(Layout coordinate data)
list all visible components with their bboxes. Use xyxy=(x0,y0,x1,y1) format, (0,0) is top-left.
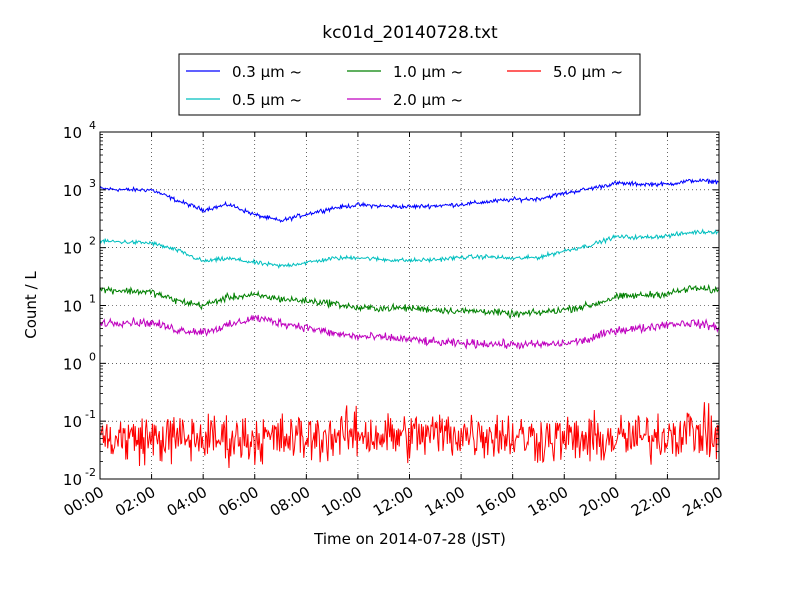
y-tick-exponent: -1 xyxy=(85,408,96,421)
x-tick-labels: 00:00 02:00 04:00 06:00 08:00 10:00 12:00 14:00… xyxy=(61,483,726,520)
x-tick-label: 22:00 xyxy=(628,483,674,520)
y-tick-label: 10 xyxy=(63,182,82,200)
y-tick-exponent: 1 xyxy=(89,293,96,306)
x-tick-label: 02:00 xyxy=(112,483,158,520)
legend-label: 5.0 μm ~ xyxy=(553,63,623,81)
chart-title: kc01d_20140728.txt xyxy=(322,23,498,43)
y-axis-label: Count / L xyxy=(22,271,40,339)
legend-label: 0.3 μm ~ xyxy=(232,63,302,81)
series-line-0.5 xyxy=(99,228,720,270)
x-tick-label: 18:00 xyxy=(525,483,571,520)
x-tick-label: 24:00 xyxy=(680,483,726,520)
y-tick-label: 10 xyxy=(63,240,82,258)
legend: 0.3 μm ~ 1.0 μm ~ 5.0 μm ~ 0.5 μm ~ 2.0 μm ~ xyxy=(178,53,641,116)
x-tick-label: 20:00 xyxy=(576,483,622,520)
legend-label: 1.0 μm ~ xyxy=(393,63,463,81)
x-tick-label: 06:00 xyxy=(215,483,261,520)
y-tick-exponent: -2 xyxy=(85,466,96,479)
ticks xyxy=(99,131,720,480)
series-layer xyxy=(99,178,720,469)
x-tick-label: 08:00 xyxy=(267,483,313,520)
series-line-1.0 xyxy=(99,283,720,320)
series-line-2.0 xyxy=(99,314,720,350)
y-tick-label: 10 xyxy=(63,355,82,373)
series-line-5.0 xyxy=(99,402,720,469)
y-tick-exponent: 4 xyxy=(89,119,96,132)
y-tick-exponent: 2 xyxy=(89,235,96,248)
x-tick-label: 04:00 xyxy=(164,483,210,520)
y-tick-exponent: 3 xyxy=(89,177,96,190)
x-tick-label: 16:00 xyxy=(473,483,519,520)
series-line-0.3 xyxy=(99,178,720,223)
legend-label: 2.0 μm ~ xyxy=(393,91,463,109)
y-tick-label: 10 xyxy=(63,471,82,489)
y-tick-label: 10 xyxy=(63,124,82,142)
y-tick-label: 10 xyxy=(63,298,82,316)
y-tick-label: 10 xyxy=(63,413,82,431)
x-axis-label: Time on 2014-07-28 (JST) xyxy=(313,530,506,548)
x-tick-label: 10:00 xyxy=(318,483,364,520)
x-tick-label: 12:00 xyxy=(370,483,416,520)
legend-box xyxy=(178,53,641,116)
y-tick-exponent: 0 xyxy=(89,350,96,363)
x-tick-label: 14:00 xyxy=(422,483,468,520)
legend-label: 0.5 μm ~ xyxy=(232,91,302,109)
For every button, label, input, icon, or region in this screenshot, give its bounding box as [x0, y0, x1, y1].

▶ _Problem_: Could you copy every line of the items above word for word, leaving out the pictures?

▶ _Result of the task_:
list all visible components with their bboxes. Use xyxy=(x0,y0,x1,y1) format, (0,0) is top-left.
y-tick-exponent: -1 xyxy=(85,408,96,421)
x-tick-labels: 00:00 02:00 04:00 06:00 08:00 10:00 12:00 14:00… xyxy=(61,483,726,520)
x-tick-label: 22:00 xyxy=(628,483,674,520)
y-tick-label: 10 xyxy=(63,182,82,200)
y-tick-exponent: 1 xyxy=(89,293,96,306)
x-tick-label: 02:00 xyxy=(112,483,158,520)
legend-label: 5.0 μm ~ xyxy=(553,63,623,81)
chart-title: kc01d_20140728.txt xyxy=(322,23,498,43)
y-axis-label: Count / L xyxy=(22,271,40,339)
legend-label: 0.3 μm ~ xyxy=(232,63,302,81)
series-line-0.5 xyxy=(99,228,720,270)
x-tick-label: 18:00 xyxy=(525,483,571,520)
x-tick-label: 24:00 xyxy=(680,483,726,520)
y-tick-label: 10 xyxy=(63,240,82,258)
legend: 0.3 μm ~ 1.0 μm ~ 5.0 μm ~ 0.5 μm ~ 2.0 μm ~ xyxy=(178,53,641,116)
x-tick-label: 20:00 xyxy=(576,483,622,520)
legend-label: 1.0 μm ~ xyxy=(393,63,463,81)
x-tick-label: 06:00 xyxy=(215,483,261,520)
y-tick-exponent: -2 xyxy=(85,466,96,479)
ticks xyxy=(99,131,720,480)
series-layer xyxy=(99,178,720,469)
x-tick-label: 08:00 xyxy=(267,483,313,520)
series-line-1.0 xyxy=(99,283,720,320)
series-line-2.0 xyxy=(99,314,720,350)
y-tick-label: 10 xyxy=(63,355,82,373)
series-line-5.0 xyxy=(99,402,720,469)
y-tick-exponent: 4 xyxy=(89,119,96,132)
y-tick-exponent: 2 xyxy=(89,235,96,248)
x-tick-label: 04:00 xyxy=(164,483,210,520)
y-tick-exponent: 3 xyxy=(89,177,96,190)
x-tick-label: 16:00 xyxy=(473,483,519,520)
series-line-0.3 xyxy=(99,178,720,223)
legend-label: 2.0 μm ~ xyxy=(393,91,463,109)
y-tick-label: 10 xyxy=(63,471,82,489)
y-tick-label: 10 xyxy=(63,124,82,142)
y-tick-label: 10 xyxy=(63,298,82,316)
y-tick-label: 10 xyxy=(63,413,82,431)
x-axis-label: Time on 2014-07-28 (JST) xyxy=(313,530,506,548)
x-tick-label: 10:00 xyxy=(318,483,364,520)
x-tick-label: 12:00 xyxy=(370,483,416,520)
legend-box xyxy=(178,53,641,116)
y-tick-exponent: 0 xyxy=(89,350,96,363)
x-tick-label: 14:00 xyxy=(422,483,468,520)
legend-label: 0.5 μm ~ xyxy=(232,91,302,109)
For every button, label, input, icon, or region in this screenshot, give its bounding box as [x0, y0, x1, y1].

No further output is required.